• [Избранный фрагмент]:

Настаивая на упорной, последовательной работе депутатов, направленной к «торжеству правды» («не для того, чтобы получать деньги, собрались мы сюда»), Кузьмин-Караваев не раз пытался убедить народных избранников в том, что «быстрота работы отнюдь не должна идти в ущерб ее правильности и основательности». Он обращал внимание на объективные трудности законодательной деятельности, требующей профессионализма и тщательности: «Всякий конституционный механизм есть механизм чрезвычайно сложный, и приводить его в быстрое движение не представляется возможным». Кроме того, депутат-юрист подчеркивал исключительную сложность российских проблем. В частности, он призывал запастись терпением при «продвижении» законопроекта о неприкосновенности личности, поскольку работа над ним требует не только отменить отдельные «наслоения» в законах, но подвергнуть коренной реконструкции «целые кодексы». Показательна и реакция Кузьмина-Караваева на «нестыковки» в выступлении кадетского оратора Е.Н. Щепкина: «Его заботы – улучшить бытовое положение нижних воинских чинов в сухопутной армии и флоте. А он предлагает установить такой закон, чтобы воинская повинность отправлялась на началах или условиях справедливости и права. Отправление воинской повинности – одно, бытовые условия военной службы – другое, дисциплинарные отношения, на которых покоится все войско, – третье», – обозначал многогранность проблемы оппонент Щепкина. Вывод Кузьмина-Караваева сводился к тому, что необходимо подходить с «наибольшей осторожностью и точностью» к «чрезвычайно важному» вопросу о том, стоит или нет затрагивать в ответном адресе Думы проблемы армии. «Не случайно – подчеркивал он, – специальная комиссия, занимавшаяся подготовкой упомянутого документа, ответила на данный вопрос отрицательно».

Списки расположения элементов
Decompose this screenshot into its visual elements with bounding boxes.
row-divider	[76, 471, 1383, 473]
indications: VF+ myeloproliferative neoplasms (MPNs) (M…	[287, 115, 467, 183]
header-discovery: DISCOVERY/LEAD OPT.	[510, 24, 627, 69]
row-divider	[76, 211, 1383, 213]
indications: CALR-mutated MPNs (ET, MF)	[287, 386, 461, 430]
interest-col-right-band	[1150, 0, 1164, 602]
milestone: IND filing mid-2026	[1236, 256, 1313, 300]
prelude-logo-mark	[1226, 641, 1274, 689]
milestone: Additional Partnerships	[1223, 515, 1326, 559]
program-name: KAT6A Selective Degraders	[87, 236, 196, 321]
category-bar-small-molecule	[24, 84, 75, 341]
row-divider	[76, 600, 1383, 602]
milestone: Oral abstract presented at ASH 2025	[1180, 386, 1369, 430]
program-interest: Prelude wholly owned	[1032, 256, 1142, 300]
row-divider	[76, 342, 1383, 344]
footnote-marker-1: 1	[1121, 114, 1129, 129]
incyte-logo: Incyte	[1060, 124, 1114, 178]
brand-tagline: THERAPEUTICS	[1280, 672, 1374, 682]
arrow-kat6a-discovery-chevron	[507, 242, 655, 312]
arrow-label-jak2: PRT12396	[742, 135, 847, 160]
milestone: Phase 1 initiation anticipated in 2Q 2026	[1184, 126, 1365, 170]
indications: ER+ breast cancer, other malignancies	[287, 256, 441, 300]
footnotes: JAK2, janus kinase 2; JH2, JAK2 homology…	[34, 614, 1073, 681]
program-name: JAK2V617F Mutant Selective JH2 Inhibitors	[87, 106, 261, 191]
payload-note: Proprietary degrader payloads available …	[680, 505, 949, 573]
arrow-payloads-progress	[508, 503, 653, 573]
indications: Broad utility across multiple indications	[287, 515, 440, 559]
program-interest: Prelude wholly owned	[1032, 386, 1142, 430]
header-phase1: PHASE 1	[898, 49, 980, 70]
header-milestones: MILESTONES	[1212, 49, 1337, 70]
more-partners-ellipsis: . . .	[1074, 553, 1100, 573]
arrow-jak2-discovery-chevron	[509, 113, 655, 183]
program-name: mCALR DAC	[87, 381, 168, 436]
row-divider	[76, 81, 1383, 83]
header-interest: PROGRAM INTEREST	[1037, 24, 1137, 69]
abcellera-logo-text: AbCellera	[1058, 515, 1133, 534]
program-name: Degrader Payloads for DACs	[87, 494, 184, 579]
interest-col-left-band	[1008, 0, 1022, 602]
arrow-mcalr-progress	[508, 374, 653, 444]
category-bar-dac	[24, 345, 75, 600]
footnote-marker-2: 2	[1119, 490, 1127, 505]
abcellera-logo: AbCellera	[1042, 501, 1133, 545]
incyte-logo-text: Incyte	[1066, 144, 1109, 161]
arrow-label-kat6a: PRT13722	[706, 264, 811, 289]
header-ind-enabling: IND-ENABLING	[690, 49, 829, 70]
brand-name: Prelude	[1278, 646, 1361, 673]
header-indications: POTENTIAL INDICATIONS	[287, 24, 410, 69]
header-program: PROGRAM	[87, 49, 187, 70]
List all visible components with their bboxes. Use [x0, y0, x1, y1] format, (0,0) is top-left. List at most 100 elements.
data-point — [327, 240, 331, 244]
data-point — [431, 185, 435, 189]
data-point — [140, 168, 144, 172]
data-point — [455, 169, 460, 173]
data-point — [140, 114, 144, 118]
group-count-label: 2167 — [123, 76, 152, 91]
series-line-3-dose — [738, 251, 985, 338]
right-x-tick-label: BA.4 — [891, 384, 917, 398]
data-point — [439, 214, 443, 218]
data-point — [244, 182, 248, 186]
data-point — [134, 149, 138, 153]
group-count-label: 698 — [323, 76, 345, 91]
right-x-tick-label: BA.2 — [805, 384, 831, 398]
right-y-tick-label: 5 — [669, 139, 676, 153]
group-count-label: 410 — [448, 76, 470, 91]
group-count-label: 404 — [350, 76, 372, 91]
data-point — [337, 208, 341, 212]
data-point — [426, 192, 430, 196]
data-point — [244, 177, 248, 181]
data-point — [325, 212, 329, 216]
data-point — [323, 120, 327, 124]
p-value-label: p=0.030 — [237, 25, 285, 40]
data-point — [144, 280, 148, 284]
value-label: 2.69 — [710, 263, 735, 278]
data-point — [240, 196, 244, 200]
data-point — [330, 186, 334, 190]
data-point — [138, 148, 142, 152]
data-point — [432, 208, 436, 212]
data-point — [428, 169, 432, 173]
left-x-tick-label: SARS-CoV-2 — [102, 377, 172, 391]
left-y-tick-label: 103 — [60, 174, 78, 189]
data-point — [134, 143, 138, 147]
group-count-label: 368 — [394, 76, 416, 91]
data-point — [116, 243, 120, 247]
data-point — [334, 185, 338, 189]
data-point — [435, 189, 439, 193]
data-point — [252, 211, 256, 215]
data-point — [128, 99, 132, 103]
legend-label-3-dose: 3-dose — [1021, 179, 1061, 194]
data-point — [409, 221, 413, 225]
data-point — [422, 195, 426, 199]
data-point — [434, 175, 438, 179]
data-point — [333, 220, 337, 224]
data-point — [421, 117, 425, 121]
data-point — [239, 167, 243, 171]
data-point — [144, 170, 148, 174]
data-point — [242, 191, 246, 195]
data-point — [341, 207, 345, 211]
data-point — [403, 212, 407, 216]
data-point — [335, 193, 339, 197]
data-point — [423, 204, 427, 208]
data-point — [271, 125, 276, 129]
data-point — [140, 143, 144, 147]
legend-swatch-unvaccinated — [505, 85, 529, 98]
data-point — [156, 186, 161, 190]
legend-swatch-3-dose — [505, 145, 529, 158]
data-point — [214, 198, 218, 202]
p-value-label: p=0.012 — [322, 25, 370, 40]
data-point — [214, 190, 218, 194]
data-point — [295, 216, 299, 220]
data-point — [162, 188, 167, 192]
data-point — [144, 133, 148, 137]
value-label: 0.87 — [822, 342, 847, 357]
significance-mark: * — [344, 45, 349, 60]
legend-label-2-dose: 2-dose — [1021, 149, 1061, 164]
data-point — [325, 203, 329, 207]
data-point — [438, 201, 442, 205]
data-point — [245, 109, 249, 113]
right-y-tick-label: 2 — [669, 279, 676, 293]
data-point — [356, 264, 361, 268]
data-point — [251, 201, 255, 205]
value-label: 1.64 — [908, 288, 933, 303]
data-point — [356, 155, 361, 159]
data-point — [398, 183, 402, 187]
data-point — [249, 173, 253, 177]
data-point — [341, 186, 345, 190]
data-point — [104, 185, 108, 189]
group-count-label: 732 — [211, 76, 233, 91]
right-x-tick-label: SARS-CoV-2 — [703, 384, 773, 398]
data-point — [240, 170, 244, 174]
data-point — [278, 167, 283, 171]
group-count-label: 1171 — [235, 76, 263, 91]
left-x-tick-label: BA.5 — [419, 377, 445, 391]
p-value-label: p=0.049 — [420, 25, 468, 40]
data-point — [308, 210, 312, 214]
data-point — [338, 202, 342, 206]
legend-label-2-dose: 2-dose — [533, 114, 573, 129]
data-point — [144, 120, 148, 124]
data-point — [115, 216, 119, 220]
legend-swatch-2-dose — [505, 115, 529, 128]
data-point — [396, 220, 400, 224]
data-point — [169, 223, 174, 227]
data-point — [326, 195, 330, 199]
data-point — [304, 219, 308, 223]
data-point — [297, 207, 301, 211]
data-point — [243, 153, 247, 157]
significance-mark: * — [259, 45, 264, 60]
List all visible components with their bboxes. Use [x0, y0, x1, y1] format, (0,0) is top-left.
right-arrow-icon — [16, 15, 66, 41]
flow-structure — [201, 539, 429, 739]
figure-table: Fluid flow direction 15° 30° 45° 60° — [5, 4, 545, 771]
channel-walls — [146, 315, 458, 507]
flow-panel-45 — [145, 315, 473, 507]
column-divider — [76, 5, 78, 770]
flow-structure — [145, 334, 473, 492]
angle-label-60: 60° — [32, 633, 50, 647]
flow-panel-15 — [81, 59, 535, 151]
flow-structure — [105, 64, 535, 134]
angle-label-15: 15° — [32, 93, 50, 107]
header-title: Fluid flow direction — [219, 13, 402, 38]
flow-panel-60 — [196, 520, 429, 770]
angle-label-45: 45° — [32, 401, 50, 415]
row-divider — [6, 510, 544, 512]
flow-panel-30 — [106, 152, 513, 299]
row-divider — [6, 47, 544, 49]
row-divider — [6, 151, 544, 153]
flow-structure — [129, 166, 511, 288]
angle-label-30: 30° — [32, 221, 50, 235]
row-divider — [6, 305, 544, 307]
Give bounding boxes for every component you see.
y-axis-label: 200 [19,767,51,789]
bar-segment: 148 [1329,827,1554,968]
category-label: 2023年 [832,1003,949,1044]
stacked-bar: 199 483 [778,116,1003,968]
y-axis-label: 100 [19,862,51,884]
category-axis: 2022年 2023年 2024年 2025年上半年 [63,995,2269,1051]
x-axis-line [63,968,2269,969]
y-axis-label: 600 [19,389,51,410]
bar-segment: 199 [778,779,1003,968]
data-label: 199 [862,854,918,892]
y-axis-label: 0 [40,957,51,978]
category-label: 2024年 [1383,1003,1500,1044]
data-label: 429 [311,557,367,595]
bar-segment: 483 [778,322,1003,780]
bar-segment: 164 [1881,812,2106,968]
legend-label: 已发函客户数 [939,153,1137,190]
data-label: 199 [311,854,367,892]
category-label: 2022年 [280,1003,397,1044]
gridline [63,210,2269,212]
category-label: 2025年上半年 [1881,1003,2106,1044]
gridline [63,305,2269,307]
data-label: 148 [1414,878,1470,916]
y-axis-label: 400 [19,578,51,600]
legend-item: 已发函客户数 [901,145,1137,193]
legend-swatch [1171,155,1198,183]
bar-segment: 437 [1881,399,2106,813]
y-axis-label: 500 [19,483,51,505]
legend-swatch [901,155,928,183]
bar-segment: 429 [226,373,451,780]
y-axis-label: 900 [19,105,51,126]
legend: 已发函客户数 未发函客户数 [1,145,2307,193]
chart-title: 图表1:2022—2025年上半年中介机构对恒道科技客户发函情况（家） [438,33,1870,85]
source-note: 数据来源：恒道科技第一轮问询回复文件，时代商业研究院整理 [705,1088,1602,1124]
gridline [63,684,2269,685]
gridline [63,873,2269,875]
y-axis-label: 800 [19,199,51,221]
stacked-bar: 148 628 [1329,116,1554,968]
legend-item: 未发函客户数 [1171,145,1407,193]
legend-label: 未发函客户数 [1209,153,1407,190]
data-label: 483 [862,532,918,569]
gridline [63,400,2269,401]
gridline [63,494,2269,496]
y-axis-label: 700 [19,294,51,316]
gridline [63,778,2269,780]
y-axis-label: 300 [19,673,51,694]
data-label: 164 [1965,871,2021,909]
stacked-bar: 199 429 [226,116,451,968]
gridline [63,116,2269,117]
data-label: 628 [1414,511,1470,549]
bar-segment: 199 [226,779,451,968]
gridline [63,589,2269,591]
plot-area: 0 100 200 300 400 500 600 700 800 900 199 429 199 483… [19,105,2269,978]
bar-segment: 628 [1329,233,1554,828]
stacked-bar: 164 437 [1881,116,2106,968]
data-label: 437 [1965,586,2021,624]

• [Что нужно сделать]:
1) Определите, согласуются ли утверждения (a), (b) и (c) с фрагментом о выступлениях Кузьмина-Караваева. На каждое ответьте «да» или «нет» и приведите решающие слова фрагмента в точной цитате.
(a) Кузьмин-Караваев считал, что быстрота работы депутатов важнее ее основательности.
(b) Е.Н. Щепкин выступал как кадетский оратор.
(c) Специальная комиссия ответила положительно на вопрос о том, затрагивать ли в ответном адресе Думы проблемы армии.
2) Ответьте на вопросы (a), (b) и (c) по фрагменту о выступлениях Кузьмина-Караваева.
(a) При продвижении какого законопроекта Кузьмин-Караваев призывал запастись терпением?
(b) Что он назвал механизмом чрезвычайно сложным?
(c) Чье бытовое положение стремился улучшить Щепкин?
3) Продолжите фрагмент о выступлениях Кузьмина-Караваева в Думе с того места, где он заканчивается.

• [Ответы к заданиям]:
1)
(a) Нет: «быстрота работы отнюдь не должна идти в ущерб ее правильности и основательности».
(b) Да: «кадетского оратора Е.Н. Щепкина».
(c) Нет: «ответила на данный вопрос отрицательно».

2)
(a) Законопроекта о неприкосновенности личности.
(b) Всякий конституционный механизм.
(c) Нижних воинских чинов в сухопутной армии и флоте.

3)
В ходе работы I Думы Кузьмин-Караваев еще более убедился в многотрудности решения проблем русской деревни. По его свидетельству, прения по аграрному вопросу показали, что Дума единодушно отнеслась только к одному: принципу принудительного отчуждения частновладельческих земель в пользу крестьян и вообще лиц, обрабатывающих землю личным трудом. Преобладающее большинство депутатов признало также необходимость выработки общих начал аграрно-крестьянской реформы для всего государства. Что же касается конкретного содержания назревших преобразований в сфере земельных отношений, то здесь обнаружился широкий разброс мнений. По замечанию Кузьмина-Караваева, «оказалось, что идея образования государственного земельного запаса далеко не так популярна, как можно было ранее думать». Признавая необходимость дальнейшего углубленного изучения проблемы, Кузьмин-Караваев в заседании 15 мая 1906 года выступил против ускоренного «продвижения» в Думе кадетского аграрного законопроекта за подписью 42-х депутатов. Он предложил продолжить прения и более ответственно подойти к избранию членов аграрной комиссии.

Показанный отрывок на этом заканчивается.